Input material

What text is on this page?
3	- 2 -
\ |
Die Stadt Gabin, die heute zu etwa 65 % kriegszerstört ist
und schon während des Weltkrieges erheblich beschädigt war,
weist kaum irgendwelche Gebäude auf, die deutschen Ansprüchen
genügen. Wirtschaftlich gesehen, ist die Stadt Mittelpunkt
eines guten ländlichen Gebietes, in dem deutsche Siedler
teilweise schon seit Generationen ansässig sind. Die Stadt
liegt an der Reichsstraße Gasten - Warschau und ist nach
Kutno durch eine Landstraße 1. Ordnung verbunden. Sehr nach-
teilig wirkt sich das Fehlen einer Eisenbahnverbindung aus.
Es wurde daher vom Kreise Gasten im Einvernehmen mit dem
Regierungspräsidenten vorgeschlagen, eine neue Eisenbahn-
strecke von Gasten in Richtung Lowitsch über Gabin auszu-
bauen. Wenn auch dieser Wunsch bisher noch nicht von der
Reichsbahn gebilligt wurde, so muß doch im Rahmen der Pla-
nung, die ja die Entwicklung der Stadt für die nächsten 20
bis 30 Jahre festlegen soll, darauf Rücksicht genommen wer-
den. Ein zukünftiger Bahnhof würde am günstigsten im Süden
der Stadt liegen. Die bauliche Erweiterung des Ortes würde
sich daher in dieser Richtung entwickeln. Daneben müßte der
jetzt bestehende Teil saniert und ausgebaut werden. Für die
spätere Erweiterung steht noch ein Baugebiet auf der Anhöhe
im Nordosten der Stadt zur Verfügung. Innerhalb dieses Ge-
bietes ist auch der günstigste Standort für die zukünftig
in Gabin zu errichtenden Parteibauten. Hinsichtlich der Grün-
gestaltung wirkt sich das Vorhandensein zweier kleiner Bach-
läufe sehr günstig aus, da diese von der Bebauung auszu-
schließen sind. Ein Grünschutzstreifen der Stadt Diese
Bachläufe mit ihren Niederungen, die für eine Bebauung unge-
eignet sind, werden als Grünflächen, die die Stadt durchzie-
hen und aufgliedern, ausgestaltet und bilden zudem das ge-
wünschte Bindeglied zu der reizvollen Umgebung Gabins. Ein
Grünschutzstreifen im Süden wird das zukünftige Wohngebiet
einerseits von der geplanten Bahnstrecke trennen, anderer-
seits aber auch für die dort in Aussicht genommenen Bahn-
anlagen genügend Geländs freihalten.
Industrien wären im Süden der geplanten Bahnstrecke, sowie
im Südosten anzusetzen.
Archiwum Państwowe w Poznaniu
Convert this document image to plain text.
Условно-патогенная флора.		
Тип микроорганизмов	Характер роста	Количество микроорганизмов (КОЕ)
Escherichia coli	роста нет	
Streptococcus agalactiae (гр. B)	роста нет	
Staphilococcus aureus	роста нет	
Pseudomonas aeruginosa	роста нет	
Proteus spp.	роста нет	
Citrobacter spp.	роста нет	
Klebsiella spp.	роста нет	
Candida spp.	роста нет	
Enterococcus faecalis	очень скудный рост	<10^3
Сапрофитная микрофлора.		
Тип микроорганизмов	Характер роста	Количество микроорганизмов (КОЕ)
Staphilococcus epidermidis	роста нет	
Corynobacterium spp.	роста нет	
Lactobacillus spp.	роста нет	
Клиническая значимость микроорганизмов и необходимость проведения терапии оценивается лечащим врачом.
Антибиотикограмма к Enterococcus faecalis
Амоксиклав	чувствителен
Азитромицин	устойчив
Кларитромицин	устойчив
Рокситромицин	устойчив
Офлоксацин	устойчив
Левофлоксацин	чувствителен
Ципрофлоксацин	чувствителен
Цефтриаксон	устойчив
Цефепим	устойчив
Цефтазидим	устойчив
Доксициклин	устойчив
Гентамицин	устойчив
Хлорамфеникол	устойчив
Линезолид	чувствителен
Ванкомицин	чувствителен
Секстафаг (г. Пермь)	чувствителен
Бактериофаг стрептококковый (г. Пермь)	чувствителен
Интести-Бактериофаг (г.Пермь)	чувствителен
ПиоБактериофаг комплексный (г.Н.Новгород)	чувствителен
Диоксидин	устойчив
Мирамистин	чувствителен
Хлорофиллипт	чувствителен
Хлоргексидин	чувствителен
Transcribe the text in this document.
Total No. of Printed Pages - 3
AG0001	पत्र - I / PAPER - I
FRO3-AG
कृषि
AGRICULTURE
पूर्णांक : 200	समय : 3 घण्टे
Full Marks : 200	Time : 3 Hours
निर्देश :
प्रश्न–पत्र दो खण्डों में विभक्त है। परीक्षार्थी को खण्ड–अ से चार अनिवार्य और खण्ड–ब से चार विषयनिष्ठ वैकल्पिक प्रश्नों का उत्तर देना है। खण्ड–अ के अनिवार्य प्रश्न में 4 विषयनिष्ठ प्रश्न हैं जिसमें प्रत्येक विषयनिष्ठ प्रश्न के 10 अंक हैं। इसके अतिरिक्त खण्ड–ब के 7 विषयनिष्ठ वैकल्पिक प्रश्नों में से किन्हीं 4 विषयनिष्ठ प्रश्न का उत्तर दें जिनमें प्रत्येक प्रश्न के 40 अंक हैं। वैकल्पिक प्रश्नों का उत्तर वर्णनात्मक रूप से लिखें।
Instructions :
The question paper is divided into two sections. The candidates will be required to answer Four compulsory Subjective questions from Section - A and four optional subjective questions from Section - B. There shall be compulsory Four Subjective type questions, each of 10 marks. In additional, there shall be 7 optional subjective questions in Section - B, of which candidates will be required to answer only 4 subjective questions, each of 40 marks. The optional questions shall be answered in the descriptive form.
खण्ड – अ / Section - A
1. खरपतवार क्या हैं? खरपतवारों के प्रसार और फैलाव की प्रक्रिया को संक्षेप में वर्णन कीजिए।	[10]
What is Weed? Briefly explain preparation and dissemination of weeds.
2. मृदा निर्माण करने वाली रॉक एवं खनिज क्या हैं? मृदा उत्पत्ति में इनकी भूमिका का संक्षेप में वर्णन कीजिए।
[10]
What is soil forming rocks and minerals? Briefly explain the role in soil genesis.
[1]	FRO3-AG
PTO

Task description
Make a copy of each line in the records above that has the word "Süden".

Answer space
den. Ein zukünftiger Bahnhof würde am günstigsten im Süden
Grünschutzstreifen im Süden wird das zukünftige Wohngebiet
Industrien wären im Süden der geplanten Bahnstrecke, sowie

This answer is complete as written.